### EXERCISE OBJECTIVE
Examine the records and identify each line that includes the string "JSON". Copy those lines.
::::
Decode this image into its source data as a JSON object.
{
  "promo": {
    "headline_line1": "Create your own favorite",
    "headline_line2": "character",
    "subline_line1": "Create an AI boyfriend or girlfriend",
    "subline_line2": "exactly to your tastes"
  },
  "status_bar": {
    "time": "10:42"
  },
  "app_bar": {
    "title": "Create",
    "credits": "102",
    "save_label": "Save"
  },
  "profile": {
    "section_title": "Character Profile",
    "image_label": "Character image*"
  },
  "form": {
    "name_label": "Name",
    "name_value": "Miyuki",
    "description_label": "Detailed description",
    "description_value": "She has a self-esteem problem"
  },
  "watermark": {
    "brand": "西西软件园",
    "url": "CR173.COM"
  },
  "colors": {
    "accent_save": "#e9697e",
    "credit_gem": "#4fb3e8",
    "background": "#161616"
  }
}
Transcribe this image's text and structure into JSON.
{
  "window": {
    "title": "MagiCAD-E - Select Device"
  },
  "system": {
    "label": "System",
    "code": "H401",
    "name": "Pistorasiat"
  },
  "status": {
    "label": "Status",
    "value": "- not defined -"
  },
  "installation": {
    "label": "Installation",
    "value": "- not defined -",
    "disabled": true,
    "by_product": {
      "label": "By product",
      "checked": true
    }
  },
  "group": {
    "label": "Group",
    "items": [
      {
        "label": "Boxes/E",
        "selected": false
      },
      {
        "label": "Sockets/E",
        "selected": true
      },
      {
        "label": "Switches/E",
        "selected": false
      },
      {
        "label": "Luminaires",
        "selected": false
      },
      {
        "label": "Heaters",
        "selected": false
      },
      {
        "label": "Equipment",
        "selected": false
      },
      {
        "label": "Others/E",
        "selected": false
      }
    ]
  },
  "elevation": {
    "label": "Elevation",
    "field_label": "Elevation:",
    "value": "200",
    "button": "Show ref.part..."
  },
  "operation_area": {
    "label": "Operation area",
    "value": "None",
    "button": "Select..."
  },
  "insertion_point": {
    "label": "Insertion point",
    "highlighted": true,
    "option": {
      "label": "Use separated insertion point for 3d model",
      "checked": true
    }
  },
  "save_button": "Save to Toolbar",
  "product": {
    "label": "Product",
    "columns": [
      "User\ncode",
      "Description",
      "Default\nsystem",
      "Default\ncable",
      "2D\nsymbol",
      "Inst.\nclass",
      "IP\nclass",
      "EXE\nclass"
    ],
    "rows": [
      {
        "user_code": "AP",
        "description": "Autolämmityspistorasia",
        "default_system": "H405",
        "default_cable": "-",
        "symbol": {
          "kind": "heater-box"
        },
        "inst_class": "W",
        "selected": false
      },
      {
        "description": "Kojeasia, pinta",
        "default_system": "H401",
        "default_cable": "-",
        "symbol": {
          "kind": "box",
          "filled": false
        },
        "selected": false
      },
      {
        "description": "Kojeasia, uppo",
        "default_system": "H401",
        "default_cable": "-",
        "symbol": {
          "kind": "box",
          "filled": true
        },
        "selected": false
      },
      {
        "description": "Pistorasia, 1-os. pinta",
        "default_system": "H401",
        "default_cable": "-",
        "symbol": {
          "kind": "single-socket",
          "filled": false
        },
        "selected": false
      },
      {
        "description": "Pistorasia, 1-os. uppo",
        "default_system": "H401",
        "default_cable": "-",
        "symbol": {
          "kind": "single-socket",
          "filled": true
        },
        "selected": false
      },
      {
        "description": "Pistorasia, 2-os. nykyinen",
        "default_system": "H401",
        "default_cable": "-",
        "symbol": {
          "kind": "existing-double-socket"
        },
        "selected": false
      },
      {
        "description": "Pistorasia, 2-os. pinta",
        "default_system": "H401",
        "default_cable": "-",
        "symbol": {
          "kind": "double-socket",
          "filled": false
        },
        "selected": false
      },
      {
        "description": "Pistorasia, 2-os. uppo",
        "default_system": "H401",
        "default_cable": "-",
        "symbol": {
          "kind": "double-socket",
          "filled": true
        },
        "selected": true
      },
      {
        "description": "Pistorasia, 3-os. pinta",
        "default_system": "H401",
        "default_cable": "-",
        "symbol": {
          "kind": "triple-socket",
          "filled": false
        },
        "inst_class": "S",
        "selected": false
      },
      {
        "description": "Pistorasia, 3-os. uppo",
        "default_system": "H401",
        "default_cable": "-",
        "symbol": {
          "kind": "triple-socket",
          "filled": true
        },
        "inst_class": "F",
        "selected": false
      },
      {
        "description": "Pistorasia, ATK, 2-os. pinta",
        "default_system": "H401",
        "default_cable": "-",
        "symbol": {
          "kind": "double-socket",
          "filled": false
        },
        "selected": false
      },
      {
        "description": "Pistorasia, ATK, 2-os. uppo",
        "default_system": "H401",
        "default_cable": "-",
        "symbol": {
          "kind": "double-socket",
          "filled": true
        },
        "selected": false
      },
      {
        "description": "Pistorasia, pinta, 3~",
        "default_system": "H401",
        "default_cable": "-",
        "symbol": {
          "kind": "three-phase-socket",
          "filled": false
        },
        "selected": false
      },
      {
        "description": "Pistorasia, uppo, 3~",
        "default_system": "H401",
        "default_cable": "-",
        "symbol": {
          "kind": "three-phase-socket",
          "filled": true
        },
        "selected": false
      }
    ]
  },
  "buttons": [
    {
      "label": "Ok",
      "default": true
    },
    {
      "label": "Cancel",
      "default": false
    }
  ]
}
::::
### PROBLEM SOLUTION
Decode this image into its source data as a JSON object.
Transcribe this image's text and structure into JSON.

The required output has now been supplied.